◆ **What to do**
Can you convert everything in the material below, from the line containing "Annotate this image: element" down to and including the line containing "183, 254, 223]", into a Markdown table with columns Row and Line, numbering each row and leaving out blank lines?

◆ **Data records**

-- START --

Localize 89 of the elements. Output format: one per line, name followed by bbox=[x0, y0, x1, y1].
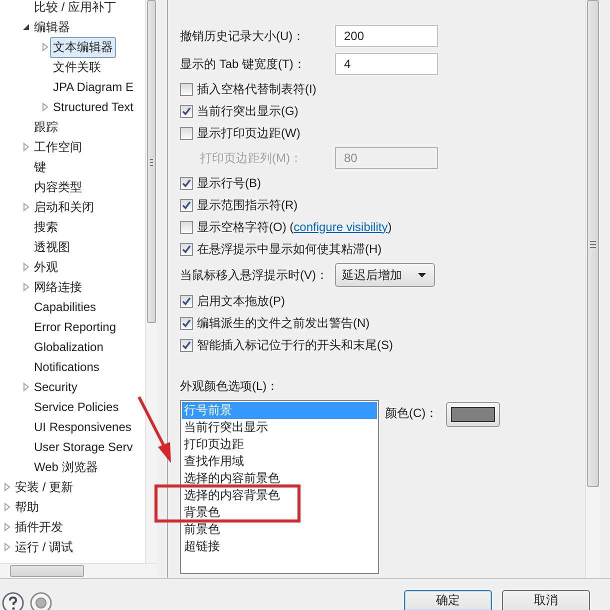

-- END --
-- START --

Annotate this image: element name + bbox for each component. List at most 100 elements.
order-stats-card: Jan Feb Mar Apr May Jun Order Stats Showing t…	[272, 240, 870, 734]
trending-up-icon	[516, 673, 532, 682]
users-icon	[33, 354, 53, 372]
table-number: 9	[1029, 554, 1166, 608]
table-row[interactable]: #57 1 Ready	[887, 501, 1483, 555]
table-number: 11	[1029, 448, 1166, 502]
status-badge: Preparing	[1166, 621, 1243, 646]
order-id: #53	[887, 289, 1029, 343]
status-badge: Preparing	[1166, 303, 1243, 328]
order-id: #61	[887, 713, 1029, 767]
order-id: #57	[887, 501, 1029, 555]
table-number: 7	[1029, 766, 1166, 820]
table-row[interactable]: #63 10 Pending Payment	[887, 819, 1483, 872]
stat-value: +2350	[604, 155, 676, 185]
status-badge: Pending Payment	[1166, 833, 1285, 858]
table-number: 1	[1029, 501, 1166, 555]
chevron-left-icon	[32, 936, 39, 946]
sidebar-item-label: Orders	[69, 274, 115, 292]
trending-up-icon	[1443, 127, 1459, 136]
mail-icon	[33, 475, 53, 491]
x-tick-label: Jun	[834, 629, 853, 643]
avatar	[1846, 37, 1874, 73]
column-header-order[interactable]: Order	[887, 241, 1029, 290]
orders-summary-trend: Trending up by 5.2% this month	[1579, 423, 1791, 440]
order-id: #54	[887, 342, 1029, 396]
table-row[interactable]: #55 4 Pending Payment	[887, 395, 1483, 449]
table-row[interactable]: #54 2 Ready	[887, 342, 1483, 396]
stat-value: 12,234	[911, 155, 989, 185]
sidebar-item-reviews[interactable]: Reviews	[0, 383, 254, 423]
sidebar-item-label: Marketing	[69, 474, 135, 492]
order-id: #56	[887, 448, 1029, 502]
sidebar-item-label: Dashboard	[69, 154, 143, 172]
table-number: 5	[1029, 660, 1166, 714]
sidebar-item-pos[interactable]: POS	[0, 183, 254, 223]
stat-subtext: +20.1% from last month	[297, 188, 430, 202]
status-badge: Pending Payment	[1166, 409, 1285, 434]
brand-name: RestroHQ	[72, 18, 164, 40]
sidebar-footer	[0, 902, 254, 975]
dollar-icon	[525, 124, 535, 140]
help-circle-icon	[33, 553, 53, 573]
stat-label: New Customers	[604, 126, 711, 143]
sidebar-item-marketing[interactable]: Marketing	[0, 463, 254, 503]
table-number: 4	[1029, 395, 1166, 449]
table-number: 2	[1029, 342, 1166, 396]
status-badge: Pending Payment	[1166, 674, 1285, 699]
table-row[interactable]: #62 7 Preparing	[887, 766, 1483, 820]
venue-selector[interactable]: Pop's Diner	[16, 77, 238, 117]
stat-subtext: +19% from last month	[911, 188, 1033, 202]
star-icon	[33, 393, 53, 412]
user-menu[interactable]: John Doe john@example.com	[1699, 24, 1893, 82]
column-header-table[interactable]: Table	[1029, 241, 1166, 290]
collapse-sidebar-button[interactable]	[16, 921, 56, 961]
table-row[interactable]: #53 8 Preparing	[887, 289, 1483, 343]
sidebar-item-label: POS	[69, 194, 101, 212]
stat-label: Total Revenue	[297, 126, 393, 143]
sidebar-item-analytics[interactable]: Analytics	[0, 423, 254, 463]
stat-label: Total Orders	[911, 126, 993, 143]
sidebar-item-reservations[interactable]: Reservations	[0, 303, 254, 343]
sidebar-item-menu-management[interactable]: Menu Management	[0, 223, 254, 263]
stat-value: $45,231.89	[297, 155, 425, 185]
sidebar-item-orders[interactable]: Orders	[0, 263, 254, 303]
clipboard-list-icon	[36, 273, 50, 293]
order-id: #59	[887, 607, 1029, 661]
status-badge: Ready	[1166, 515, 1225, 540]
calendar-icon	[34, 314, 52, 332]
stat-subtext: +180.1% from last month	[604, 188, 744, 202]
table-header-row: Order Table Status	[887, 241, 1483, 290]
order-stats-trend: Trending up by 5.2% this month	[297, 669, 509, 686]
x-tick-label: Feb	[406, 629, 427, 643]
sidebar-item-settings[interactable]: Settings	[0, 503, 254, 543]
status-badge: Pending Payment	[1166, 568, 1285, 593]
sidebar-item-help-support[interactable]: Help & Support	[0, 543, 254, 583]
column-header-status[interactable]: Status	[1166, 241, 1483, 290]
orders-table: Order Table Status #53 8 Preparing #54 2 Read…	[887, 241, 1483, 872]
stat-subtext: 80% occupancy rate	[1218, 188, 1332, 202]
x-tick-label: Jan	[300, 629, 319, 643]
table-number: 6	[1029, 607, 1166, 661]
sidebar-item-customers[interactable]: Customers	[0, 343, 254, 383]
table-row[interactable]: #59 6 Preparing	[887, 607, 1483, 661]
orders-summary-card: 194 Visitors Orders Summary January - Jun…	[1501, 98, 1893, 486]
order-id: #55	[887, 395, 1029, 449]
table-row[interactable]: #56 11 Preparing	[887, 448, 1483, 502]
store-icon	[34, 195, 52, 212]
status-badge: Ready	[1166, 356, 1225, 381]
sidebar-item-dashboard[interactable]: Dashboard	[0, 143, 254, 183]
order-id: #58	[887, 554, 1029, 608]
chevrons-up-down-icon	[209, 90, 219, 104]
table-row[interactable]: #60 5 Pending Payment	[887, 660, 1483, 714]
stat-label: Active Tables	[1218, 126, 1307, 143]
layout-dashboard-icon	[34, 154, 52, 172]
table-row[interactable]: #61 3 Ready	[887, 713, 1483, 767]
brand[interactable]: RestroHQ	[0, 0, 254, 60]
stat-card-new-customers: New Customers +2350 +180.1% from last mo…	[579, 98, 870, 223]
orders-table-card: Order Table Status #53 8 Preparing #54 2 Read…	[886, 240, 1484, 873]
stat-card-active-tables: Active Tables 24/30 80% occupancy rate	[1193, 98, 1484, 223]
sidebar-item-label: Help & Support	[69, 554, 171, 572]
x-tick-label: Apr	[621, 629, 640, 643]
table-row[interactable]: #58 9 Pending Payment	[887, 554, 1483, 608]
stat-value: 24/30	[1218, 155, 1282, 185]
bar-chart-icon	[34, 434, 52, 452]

-- END --

◆ **Final result**
| Row | Line |
|---|---|
| 1 | Annotate this image: element name + bbox for each component. List at most 100 elements. |
| 2 | order-stats-card: Jan Feb Mar Apr May Jun Order Stats Showing t…	[272, 240, 870, 734] |
| 3 | trending-up-icon	[516, 673, 532, 682] |
| 4 | users-icon	[33, 354, 53, 372] |
| 5 | table-number: 9	[1029, 554, 1166, 608] |
| 6 | table-row[interactable]: #57 1 Ready	[887, 501, 1483, 555] |
| 7 | table-number: 11	[1029, 448, 1166, 502] |
| 8 | status-badge: Preparing	[1166, 621, 1243, 646] |
| 9 | order-id: #53	[887, 289, 1029, 343] |
| 10 | status-badge: Preparing	[1166, 303, 1243, 328] |
| 11 | order-id: #61	[887, 713, 1029, 767] |
| 12 | order-id: #57	[887, 501, 1029, 555] |
| 13 | table-number: 7	[1029, 766, 1166, 820] |
| 14 | table-row[interactable]: #63 10 Pending Payment	[887, 819, 1483, 872] |
| 15 | stat-value: +2350	[604, 155, 676, 185] |
| 16 | status-badge: Pending Payment	[1166, 833, 1285, 858] |
| 17 | table-number: 1	[1029, 501, 1166, 555] |
| 18 | chevron-left-icon	[32, 936, 39, 946] |
| 19 | sidebar-item-label: Orders	[69, 274, 115, 292] |
| 20 | trending-up-icon	[1443, 127, 1459, 136] |
| 21 | mail-icon	[33, 475, 53, 491] |
| 22 | x-tick-label: Jun	[834, 629, 853, 643] |
| 23 | avatar	[1846, 37, 1874, 73] |
| 24 | column-header-order[interactable]: Order	[887, 241, 1029, 290] |
| 25 | orders-summary-trend: Trending up by 5.2% this month	[1579, 423, 1791, 440] |
| 26 | order-id: #54	[887, 342, 1029, 396] |
| 27 | table-row[interactable]: #55 4 Pending Payment	[887, 395, 1483, 449] |
| 28 | table-row[interactable]: #54 2 Ready	[887, 342, 1483, 396] |
| 29 | stat-value: 12,234	[911, 155, 989, 185] |
| 30 | sidebar-item-reviews[interactable]: Reviews	[0, 383, 254, 423] |
| 31 | sidebar-item-label: Marketing	[69, 474, 135, 492] |
| 32 | order-id: #56	[887, 448, 1029, 502] |
| 33 | sidebar-item-label: Dashboard	[69, 154, 143, 172] |
| 34 | table-number: 5	[1029, 660, 1166, 714] |
| 35 | sidebar-item-pos[interactable]: POS	[0, 183, 254, 223] |